DIRECTIONS: Determine the number of lines in the data that include the word "nationality", and write only that number.
— BEGIN INPUT MATERIAL —
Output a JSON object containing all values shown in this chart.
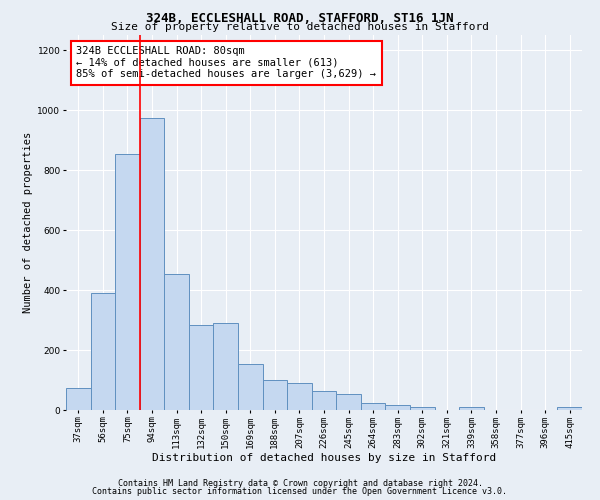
{
  "title": "324B, ECCLESHALL ROAD, STAFFORD, ST16 1JN",
  "subtitle": "Size of property relative to detached houses in Stafford",
  "xlabel": "Distribution of detached houses by size in Stafford",
  "ylabel": "Number of detached properties",
  "footnote1": "Contains HM Land Registry data © Crown copyright and database right 2024.",
  "footnote2": "Contains public sector information licensed under the Open Government Licence v3.0.",
  "categories": [
    "37sqm",
    "56sqm",
    "75sqm",
    "94sqm",
    "113sqm",
    "132sqm",
    "150sqm",
    "169sqm",
    "188sqm",
    "207sqm",
    "226sqm",
    "245sqm",
    "264sqm",
    "283sqm",
    "302sqm",
    "321sqm",
    "339sqm",
    "358sqm",
    "377sqm",
    "396sqm",
    "415sqm"
  ],
  "values": [
    75,
    390,
    855,
    975,
    455,
    285,
    290,
    155,
    100,
    90,
    65,
    55,
    25,
    18,
    10,
    0,
    10,
    0,
    0,
    0,
    10
  ],
  "bar_color": "#c5d8f0",
  "bar_edge_color": "#6090c0",
  "vline_pos": 2.5,
  "vline_color": "red",
  "annotation_text": "324B ECCLESHALL ROAD: 80sqm\n← 14% of detached houses are smaller (613)\n85% of semi-detached houses are larger (3,629) →",
  "annotation_box_color": "white",
  "annotation_box_edge_color": "red",
  "ylim": [
    0,
    1250
  ],
  "yticks": [
    0,
    200,
    400,
    600,
    800,
    1000,
    1200
  ],
  "background_color": "#e8eef5",
  "plot_bg_color": "#e8eef5",
  "grid_color": "white",
  "title_fontsize": 9,
  "subtitle_fontsize": 8,
  "ylabel_fontsize": 7.5,
  "xlabel_fontsize": 8,
  "tick_fontsize": 6.5,
  "annot_fontsize": 7.5,
  "footnote_fontsize": 6
}
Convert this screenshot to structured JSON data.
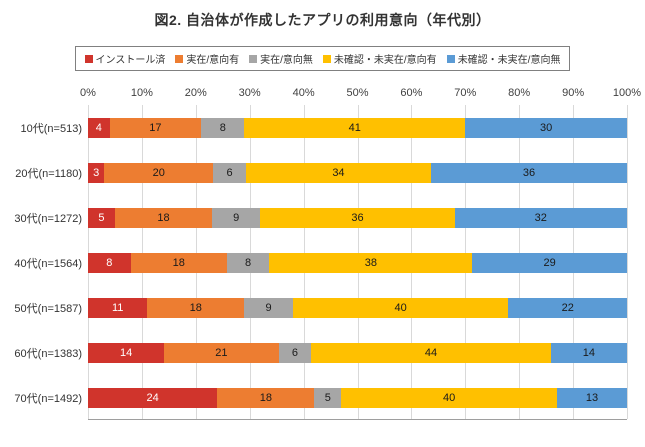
{
  "title": "図2. 自治体が作成したアプリの利用意向（年代別）",
  "chart_data": {
    "type": "bar",
    "stacked": true,
    "orientation": "horizontal",
    "title": "図2. 自治体が作成したアプリの利用意向（年代別）",
    "categories": [
      "10代(n=513)",
      "20代(n=1180)",
      "30代(n=1272)",
      "40代(n=1564)",
      "50代(n=1587)",
      "60代(n=1383)",
      "70代(n=1492)"
    ],
    "series": [
      {
        "name": "インストール済",
        "color": "#d0342c",
        "value_text_color": "#ffffff",
        "values": [
          4,
          3,
          5,
          8,
          11,
          14,
          24
        ]
      },
      {
        "name": "実在/意向有",
        "color": "#ed7d31",
        "value_text_color": "#1a1a1a",
        "values": [
          17,
          20,
          18,
          18,
          18,
          21,
          18
        ]
      },
      {
        "name": "実在/意向無",
        "color": "#a6a6a6",
        "value_text_color": "#1a1a1a",
        "values": [
          8,
          6,
          9,
          8,
          9,
          6,
          5
        ]
      },
      {
        "name": "未確認・未実在/意向有",
        "color": "#ffc000",
        "value_text_color": "#1a1a1a",
        "values": [
          41,
          34,
          36,
          38,
          40,
          44,
          40
        ]
      },
      {
        "name": "未確認・未実在/意向無",
        "color": "#5b9bd5",
        "value_text_color": "#1a1a1a",
        "values": [
          30,
          36,
          32,
          29,
          22,
          14,
          13
        ]
      }
    ],
    "x_ticks": [
      "0%",
      "10%",
      "20%",
      "30%",
      "40%",
      "50%",
      "60%",
      "70%",
      "80%",
      "90%",
      "100%"
    ],
    "xlim": [
      0,
      100
    ],
    "xlabel": "",
    "ylabel": "",
    "grid": true,
    "legend_position": "top"
  }
}
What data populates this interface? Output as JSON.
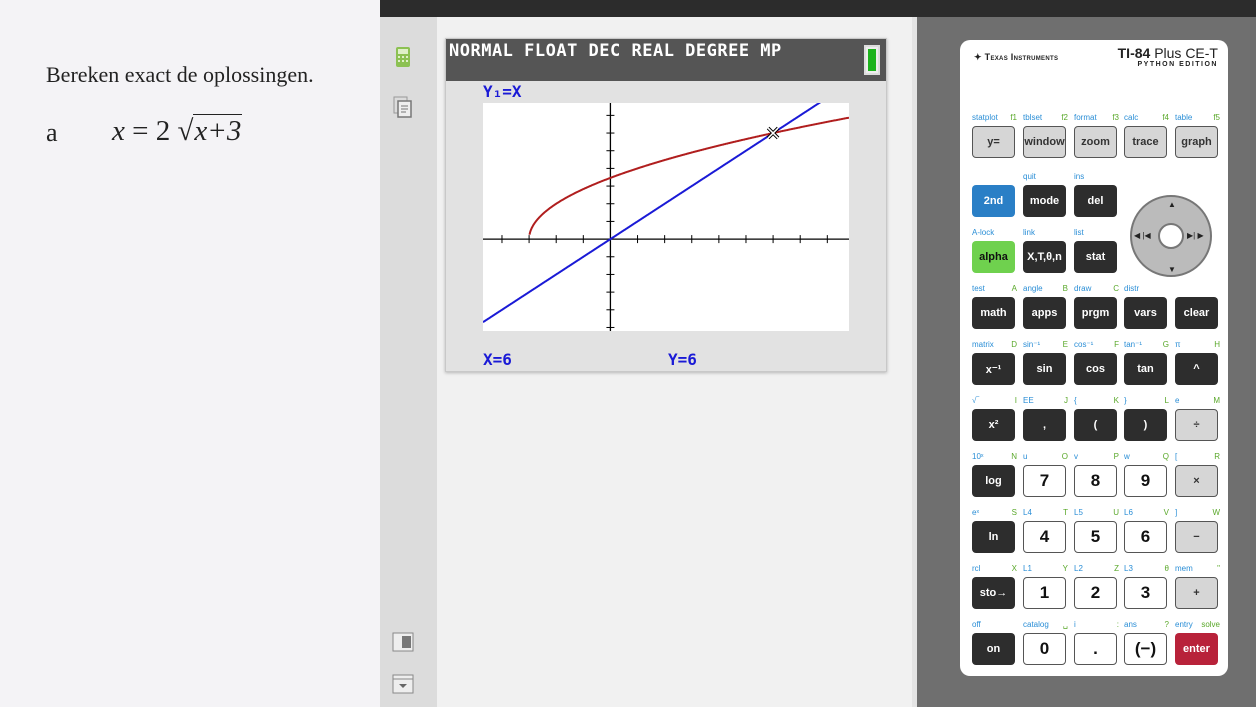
{
  "document": {
    "instruction": "Bereken exact de oplossingen.",
    "item_label": "a",
    "equation_lhs": "x",
    "equation_eq": "=",
    "equation_coef": "2",
    "equation_radicand": "x+3",
    "sqrt_symbol": "√"
  },
  "sidebar": {
    "icons": [
      "calculator-icon",
      "documents-icon",
      "keypad-layout-icon",
      "collapse-icon"
    ]
  },
  "screen": {
    "status_text": "NORMAL FLOAT DEC REAL DEGREE MP",
    "function_label": "Y₁=X",
    "x_readout": "X=6",
    "y_readout": "Y=6",
    "battery_level": 1.0
  },
  "chart_data": {
    "type": "line",
    "xlim": [
      -4.7,
      8.8
    ],
    "ylim": [
      -5.2,
      7.7
    ],
    "xscl": 1,
    "yscl": 1,
    "grid": false,
    "series": [
      {
        "expression": "Y1=X",
        "color": "#1a1ad6"
      },
      {
        "expression": "2√(X+3)",
        "color": "#b01e1e"
      }
    ],
    "trace_point": [
      6,
      6
    ]
  },
  "calculator": {
    "brand": "Texas Instruments",
    "model_main": "TI-84",
    "model_rest": " Plus CE-T",
    "edition": "PYTHON EDITION",
    "dpad_labels": {
      "up": "▲",
      "down": "▼",
      "left": "◀ |◀",
      "right": "▶| ▶"
    },
    "rows": [
      [
        {
          "k": "y=",
          "s": "statplot",
          "a": "f1",
          "c": "light"
        },
        {
          "k": "window",
          "s": "tblset",
          "a": "f2",
          "c": "light"
        },
        {
          "k": "zoom",
          "s": "format",
          "a": "f3",
          "c": "light"
        },
        {
          "k": "trace",
          "s": "calc",
          "a": "f4",
          "c": "light"
        },
        {
          "k": "graph",
          "s": "table",
          "a": "f5",
          "c": "light"
        }
      ],
      [
        {
          "k": "2nd",
          "s": "",
          "a": "",
          "c": "blue"
        },
        {
          "k": "mode",
          "s": "quit",
          "a": "",
          "c": "dark"
        },
        {
          "k": "del",
          "s": "ins",
          "a": "",
          "c": "dark"
        }
      ],
      [
        {
          "k": "alpha",
          "s": "A-lock",
          "a": "",
          "c": "green"
        },
        {
          "k": "X,T,θ,n",
          "s": "link",
          "a": "",
          "c": "dark"
        },
        {
          "k": "stat",
          "s": "list",
          "a": "",
          "c": "dark"
        }
      ],
      [
        {
          "k": "math",
          "s": "test",
          "a": "A",
          "c": "dark"
        },
        {
          "k": "apps",
          "s": "angle",
          "a": "B",
          "c": "dark"
        },
        {
          "k": "prgm",
          "s": "draw",
          "a": "C",
          "c": "dark"
        },
        {
          "k": "vars",
          "s": "distr",
          "a": "",
          "c": "dark"
        },
        {
          "k": "clear",
          "s": "",
          "a": "",
          "c": "dark"
        }
      ],
      [
        {
          "k": "x⁻¹",
          "s": "matrix",
          "a": "D",
          "c": "dark"
        },
        {
          "k": "sin",
          "s": "sin⁻¹",
          "a": "E",
          "c": "dark"
        },
        {
          "k": "cos",
          "s": "cos⁻¹",
          "a": "F",
          "c": "dark"
        },
        {
          "k": "tan",
          "s": "tan⁻¹",
          "a": "G",
          "c": "dark"
        },
        {
          "k": "^",
          "s": "π",
          "a": "H",
          "c": "dark"
        }
      ],
      [
        {
          "k": "x²",
          "s": "√‾",
          "a": "I",
          "c": "dark"
        },
        {
          "k": ",",
          "s": "EE",
          "a": "J",
          "c": "dark"
        },
        {
          "k": "(",
          "s": "{",
          "a": "K",
          "c": "dark"
        },
        {
          "k": ")",
          "s": "}",
          "a": "L",
          "c": "dark"
        },
        {
          "k": "÷",
          "s": "e",
          "a": "M",
          "c": "light"
        }
      ],
      [
        {
          "k": "log",
          "s": "10ˣ",
          "a": "N",
          "c": "dark"
        },
        {
          "k": "7",
          "s": "u",
          "a": "O",
          "c": "white"
        },
        {
          "k": "8",
          "s": "v",
          "a": "P",
          "c": "white"
        },
        {
          "k": "9",
          "s": "w",
          "a": "Q",
          "c": "white"
        },
        {
          "k": "×",
          "s": "[",
          "a": "R",
          "c": "light"
        }
      ],
      [
        {
          "k": "ln",
          "s": "eˣ",
          "a": "S",
          "c": "dark"
        },
        {
          "k": "4",
          "s": "L4",
          "a": "T",
          "c": "white"
        },
        {
          "k": "5",
          "s": "L5",
          "a": "U",
          "c": "white"
        },
        {
          "k": "6",
          "s": "L6",
          "a": "V",
          "c": "white"
        },
        {
          "k": "−",
          "s": "]",
          "a": "W",
          "c": "light"
        }
      ],
      [
        {
          "k": "sto→",
          "s": "rcl",
          "a": "X",
          "c": "dark"
        },
        {
          "k": "1",
          "s": "L1",
          "a": "Y",
          "c": "white"
        },
        {
          "k": "2",
          "s": "L2",
          "a": "Z",
          "c": "white"
        },
        {
          "k": "3",
          "s": "L3",
          "a": "θ",
          "c": "white"
        },
        {
          "k": "+",
          "s": "mem",
          "a": "\"",
          "c": "light"
        }
      ],
      [
        {
          "k": "on",
          "s": "off",
          "a": "",
          "c": "dark"
        },
        {
          "k": "0",
          "s": "catalog",
          "a": "␣",
          "c": "white"
        },
        {
          "k": ".",
          "s": "i",
          "a": ":",
          "c": "white"
        },
        {
          "k": "(−)",
          "s": "ans",
          "a": "?",
          "c": "white"
        },
        {
          "k": "enter",
          "s": "entry",
          "a": "solve",
          "c": "red"
        }
      ]
    ]
  }
}
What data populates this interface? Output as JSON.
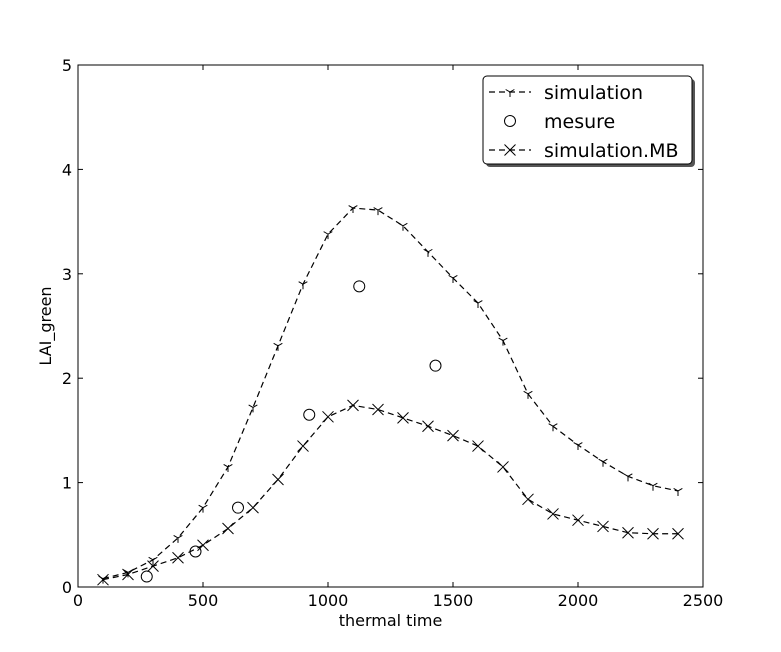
{
  "chart_data": {
    "type": "line",
    "xlabel": "thermal time",
    "ylabel": "LAI_green",
    "xlim": [
      0,
      2500
    ],
    "ylim": [
      0,
      5
    ],
    "xticks": [
      0,
      500,
      1000,
      1500,
      2000,
      2500
    ],
    "yticks": [
      0,
      1,
      2,
      3,
      4,
      5
    ],
    "grid": false,
    "legend_position": "top-right",
    "series": [
      {
        "name": "simulation",
        "style": "dashed line with tri-down markers",
        "color": "#000000",
        "x": [
          100,
          200,
          300,
          400,
          500,
          600,
          700,
          800,
          900,
          1000,
          1100,
          1200,
          1300,
          1400,
          1500,
          1600,
          1700,
          1800,
          1900,
          2000,
          2100,
          2200,
          2300,
          2400
        ],
        "y": [
          0.08,
          0.14,
          0.26,
          0.47,
          0.76,
          1.15,
          1.72,
          2.31,
          2.9,
          3.38,
          3.63,
          3.61,
          3.46,
          3.21,
          2.96,
          2.72,
          2.36,
          1.85,
          1.54,
          1.36,
          1.2,
          1.06,
          0.97,
          0.92
        ]
      },
      {
        "name": "mesure",
        "style": "open circle markers",
        "color": "#000000",
        "x": [
          275,
          470,
          640,
          925,
          1125,
          1430
        ],
        "y": [
          0.1,
          0.34,
          0.76,
          1.65,
          2.88,
          2.12
        ]
      },
      {
        "name": "simulation.MB",
        "style": "dashed line with x markers",
        "color": "#000000",
        "x": [
          100,
          200,
          300,
          400,
          500,
          600,
          700,
          800,
          900,
          1000,
          1100,
          1200,
          1300,
          1400,
          1500,
          1600,
          1700,
          1800,
          1900,
          2000,
          2100,
          2200,
          2300,
          2400
        ],
        "y": [
          0.07,
          0.12,
          0.2,
          0.28,
          0.4,
          0.56,
          0.76,
          1.03,
          1.35,
          1.63,
          1.74,
          1.7,
          1.62,
          1.54,
          1.45,
          1.35,
          1.15,
          0.84,
          0.7,
          0.64,
          0.58,
          0.52,
          0.51,
          0.51
        ]
      }
    ]
  }
}
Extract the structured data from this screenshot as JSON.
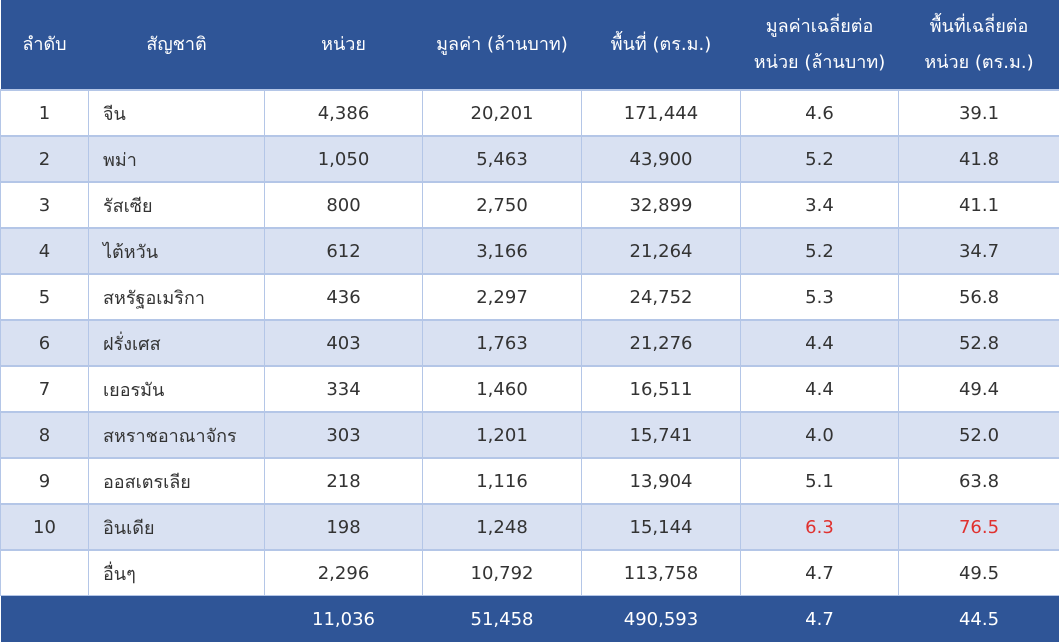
{
  "headers": [
    "ลำดับ",
    "สัญชาติ",
    "หน่วย",
    "มูลค่า (ล้านบาท)",
    "พื้นที่ (ตร.ม.)",
    [
      "มูลค่าเฉลี่ยต่อ",
      "หน่วย (ล้านบาท)"
    ],
    [
      "พื้นที่เฉลี่ยต่อ",
      "หน่วย (ตร.ม.)"
    ]
  ],
  "rows": [
    {
      "rank": "1",
      "nationality": "จีน",
      "units": "4,386",
      "value": "20,201",
      "area": "171,444",
      "avg_value": "4.6",
      "avg_area": "39.1"
    },
    {
      "rank": "2",
      "nationality": "พม่า",
      "units": "1,050",
      "value": "5,463",
      "area": "43,900",
      "avg_value": "5.2",
      "avg_area": "41.8"
    },
    {
      "rank": "3",
      "nationality": "รัสเซีย",
      "units": "800",
      "value": "2,750",
      "area": "32,899",
      "avg_value": "3.4",
      "avg_area": "41.1"
    },
    {
      "rank": "4",
      "nationality": "ไต้หวัน",
      "units": "612",
      "value": "3,166",
      "area": "21,264",
      "avg_value": "5.2",
      "avg_area": "34.7"
    },
    {
      "rank": "5",
      "nationality": "สหรัฐอเมริกา",
      "units": "436",
      "value": "2,297",
      "area": "24,752",
      "avg_value": "5.3",
      "avg_area": "56.8"
    },
    {
      "rank": "6",
      "nationality": "ฝรั่งเศส",
      "units": "403",
      "value": "1,763",
      "area": "21,276",
      "avg_value": "4.4",
      "avg_area": "52.8"
    },
    {
      "rank": "7",
      "nationality": "เยอรมัน",
      "units": "334",
      "value": "1,460",
      "area": "16,511",
      "avg_value": "4.4",
      "avg_area": "49.4"
    },
    {
      "rank": "8",
      "nationality": "สหราชอาณาจักร",
      "units": "303",
      "value": "1,201",
      "area": "15,741",
      "avg_value": "4.0",
      "avg_area": "52.0"
    },
    {
      "rank": "9",
      "nationality": "ออสเตรเลีย",
      "units": "218",
      "value": "1,116",
      "area": "13,904",
      "avg_value": "5.1",
      "avg_area": "63.8"
    },
    {
      "rank": "10",
      "nationality": "อินเดีย",
      "units": "198",
      "value": "1,248",
      "area": "15,144",
      "avg_value": "6.3",
      "avg_area": "76.5",
      "highlight": true
    },
    {
      "rank": "",
      "nationality": "อื่นๆ",
      "units": "2,296",
      "value": "10,792",
      "area": "113,758",
      "avg_value": "4.7",
      "avg_area": "49.5"
    }
  ],
  "total": {
    "units": "11,036",
    "value": "51,458",
    "area": "490,593",
    "avg_value": "4.7",
    "avg_area": "44.5"
  },
  "colors": {
    "header": "#2f5597",
    "alt_row": "#d9e1f2",
    "highlight": "#e0312f"
  }
}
— END INPUT MATERIAL —
COMPLETED EXERCISE: 11